■ WHAT YOU WILL DO ■
Could you repeat the records below exactly, leaving out any pictures?

### EXTRACTED ENTRIES

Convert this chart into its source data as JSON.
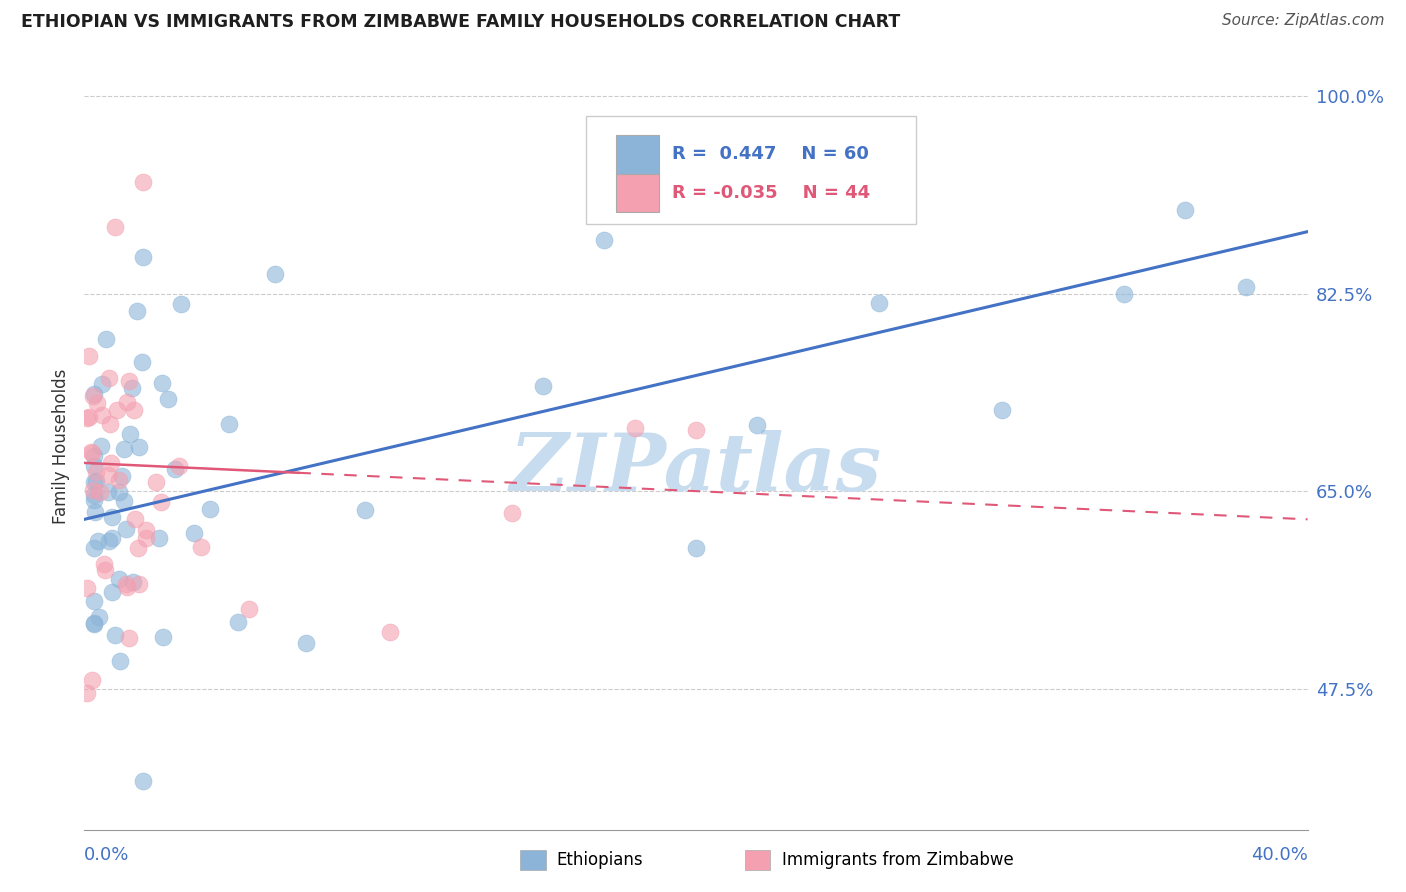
{
  "title": "ETHIOPIAN VS IMMIGRANTS FROM ZIMBABWE FAMILY HOUSEHOLDS CORRELATION CHART",
  "source": "Source: ZipAtlas.com",
  "ylabel": "Family Households",
  "y_ticks": [
    47.5,
    65.0,
    82.5,
    100.0
  ],
  "x_min": 0.0,
  "x_max": 40.0,
  "y_min": 35.0,
  "y_max": 103.0,
  "blue_color": "#8BB4D8",
  "pink_color": "#F4A0B0",
  "trend_blue": "#4472C4",
  "trend_pink": "#E05878",
  "watermark_color": "#C8DCF0",
  "title_color": "#1F1F1F",
  "source_color": "#555555",
  "tick_color": "#4472C4",
  "grid_color": "#CCCCCC",
  "legend_r1": "R =  0.447",
  "legend_n1": "N = 60",
  "legend_r2": "R = -0.035",
  "legend_n2": "N = 44",
  "eth_trend_x0": 0.0,
  "eth_trend_y0": 62.5,
  "eth_trend_x1": 40.0,
  "eth_trend_y1": 88.0,
  "zim_trend_x0": 0.0,
  "zim_trend_y0": 67.5,
  "zim_trend_x1": 40.0,
  "zim_trend_y1": 62.5,
  "zim_solid_end": 7.0
}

######

■ ANSWER TO THIS TASK ■
Convert this chart into its source data as JSON.
{
  "title": "ETHIOPIAN VS IMMIGRANTS FROM ZIMBABWE FAMILY HOUSEHOLDS CORRELATION CHART",
  "source": "Source: ZipAtlas.com",
  "ylabel": "Family Households",
  "y_ticks": [
    47.5,
    65.0,
    82.5,
    100.0
  ],
  "x_min": 0.0,
  "x_max": 40.0,
  "y_min": 35.0,
  "y_max": 103.0,
  "blue_color": "#8BB4D8",
  "pink_color": "#F4A0B0",
  "trend_blue": "#4472C4",
  "trend_pink": "#E05878",
  "watermark_color": "#C8DCF0",
  "title_color": "#1F1F1F",
  "source_color": "#555555",
  "tick_color": "#4472C4",
  "grid_color": "#CCCCCC",
  "legend_r1": "R =  0.447",
  "legend_n1": "N = 60",
  "legend_r2": "R = -0.035",
  "legend_n2": "N = 44",
  "eth_trend_x0": 0.0,
  "eth_trend_y0": 62.5,
  "eth_trend_x1": 40.0,
  "eth_trend_y1": 88.0,
  "zim_trend_x0": 0.0,
  "zim_trend_y0": 67.5,
  "zim_trend_x1": 40.0,
  "zim_trend_y1": 62.5,
  "zim_solid_end": 7.0
}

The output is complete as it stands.